WRITTEN TASK: Give every line of the material again, exactly as written.
[BEGIN ENTRIES]
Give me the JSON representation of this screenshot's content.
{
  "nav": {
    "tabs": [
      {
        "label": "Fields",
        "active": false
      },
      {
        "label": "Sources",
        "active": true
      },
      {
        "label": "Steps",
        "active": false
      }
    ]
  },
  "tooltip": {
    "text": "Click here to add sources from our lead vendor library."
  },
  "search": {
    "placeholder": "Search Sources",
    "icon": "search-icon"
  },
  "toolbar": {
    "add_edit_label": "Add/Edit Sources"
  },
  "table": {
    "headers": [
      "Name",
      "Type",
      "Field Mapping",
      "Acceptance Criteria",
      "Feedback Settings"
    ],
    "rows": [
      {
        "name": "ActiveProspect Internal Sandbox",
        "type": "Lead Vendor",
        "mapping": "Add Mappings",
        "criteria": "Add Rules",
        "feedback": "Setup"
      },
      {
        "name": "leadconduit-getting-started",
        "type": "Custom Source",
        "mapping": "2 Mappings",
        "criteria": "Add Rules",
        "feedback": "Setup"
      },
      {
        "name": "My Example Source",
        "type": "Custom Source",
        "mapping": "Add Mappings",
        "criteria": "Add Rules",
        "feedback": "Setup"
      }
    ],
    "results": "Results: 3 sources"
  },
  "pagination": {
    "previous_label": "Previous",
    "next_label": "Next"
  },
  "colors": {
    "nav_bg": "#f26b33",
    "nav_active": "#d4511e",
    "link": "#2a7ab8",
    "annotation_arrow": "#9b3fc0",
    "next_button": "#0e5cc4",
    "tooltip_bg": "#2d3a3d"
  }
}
[END ENTRIES]
PROBLEM SOLUTION:
Give me the JSON representation of this screenshot's content.
{
  "nav": {
    "tabs": [
      {
        "label": "Fields",
        "active": false
      },
      {
        "label": "Sources",
        "active": true
      },
      {
        "label": "Steps",
        "active": false
      }
    ]
  },
  "tooltip": {
    "text": "Click here to add sources from our lead vendor library."
  },
  "search": {
    "placeholder": "Search Sources",
    "icon": "search-icon"
  },
  "toolbar": {
    "add_edit_label": "Add/Edit Sources"
  },
  "table": {
    "headers": [
      "Name",
      "Type",
      "Field Mapping",
      "Acceptance Criteria",
      "Feedback Settings"
    ],
    "rows": [
      {
        "name": "ActiveProspect Internal Sandbox",
        "type": "Lead Vendor",
        "mapping": "Add Mappings",
        "criteria": "Add Rules",
        "feedback": "Setup"
      },
      {
        "name": "leadconduit-getting-started",
        "type": "Custom Source",
        "mapping": "2 Mappings",
        "criteria": "Add Rules",
        "feedback": "Setup"
      },
      {
        "name": "My Example Source",
        "type": "Custom Source",
        "mapping": "Add Mappings",
        "criteria": "Add Rules",
        "feedback": "Setup"
      }
    ],
    "results": "Results: 3 sources"
  },
  "pagination": {
    "previous_label": "Previous",
    "next_label": "Next"
  },
  "colors": {
    "nav_bg": "#f26b33",
    "nav_active": "#d4511e",
    "link": "#2a7ab8",
    "annotation_arrow": "#9b3fc0",
    "next_button": "#0e5cc4",
    "tooltip_bg": "#2d3a3d"
  }
}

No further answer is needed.